**Material for this exercise:**
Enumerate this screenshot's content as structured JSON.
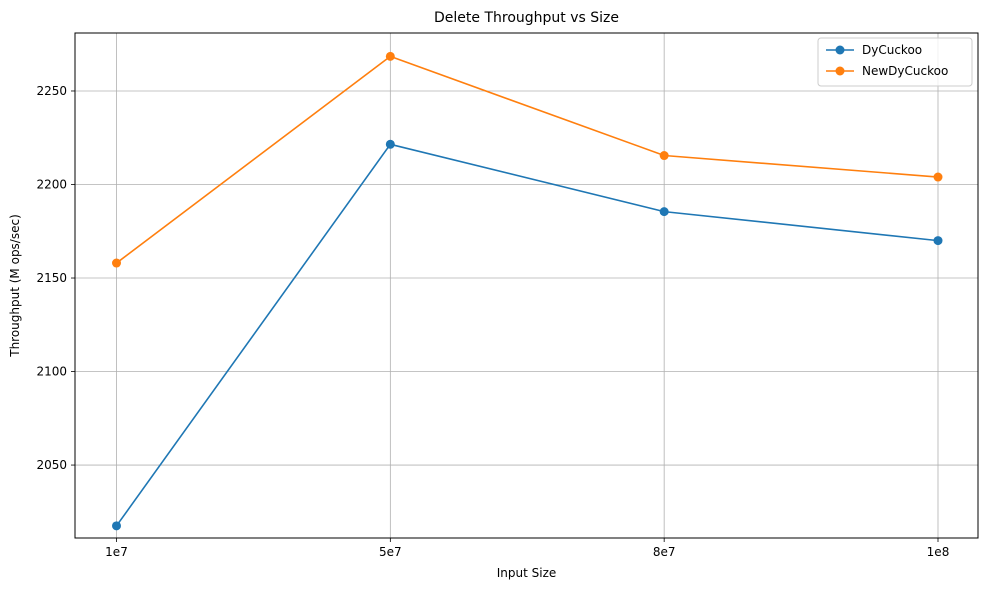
{
  "chart_data": {
    "type": "line",
    "title": "Delete Throughput vs Size",
    "xlabel": "Input Size",
    "ylabel": "Throughput (M ops/sec)",
    "categories": [
      "1e7",
      "5e7",
      "8e7",
      "1e8"
    ],
    "ylim": [
      2011,
      2281
    ],
    "yticks": [
      2050,
      2100,
      2150,
      2200,
      2250
    ],
    "grid": true,
    "legend_position": "top-right",
    "series": [
      {
        "name": "DyCuckoo",
        "color": "#1f77b4",
        "marker": "circle",
        "values": [
          2017.5,
          2221.5,
          2185.5,
          2170
        ]
      },
      {
        "name": "NewDyCuckoo",
        "color": "#ff7f0e",
        "marker": "circle",
        "values": [
          2158,
          2268.5,
          2215.5,
          2204
        ]
      }
    ]
  }
}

**Stated goal:**
Reproduce each line of the records exactly, and omit every picture.

**Solution for this problem:**
Enumerate this screenshot's content as structured JSON.
{
  "chart_data": {
    "type": "line",
    "title": "Delete Throughput vs Size",
    "xlabel": "Input Size",
    "ylabel": "Throughput (M ops/sec)",
    "categories": [
      "1e7",
      "5e7",
      "8e7",
      "1e8"
    ],
    "ylim": [
      2011,
      2281
    ],
    "yticks": [
      2050,
      2100,
      2150,
      2200,
      2250
    ],
    "grid": true,
    "legend_position": "top-right",
    "series": [
      {
        "name": "DyCuckoo",
        "color": "#1f77b4",
        "marker": "circle",
        "values": [
          2017.5,
          2221.5,
          2185.5,
          2170
        ]
      },
      {
        "name": "NewDyCuckoo",
        "color": "#ff7f0e",
        "marker": "circle",
        "values": [
          2158,
          2268.5,
          2215.5,
          2204
        ]
      }
    ]
  }
}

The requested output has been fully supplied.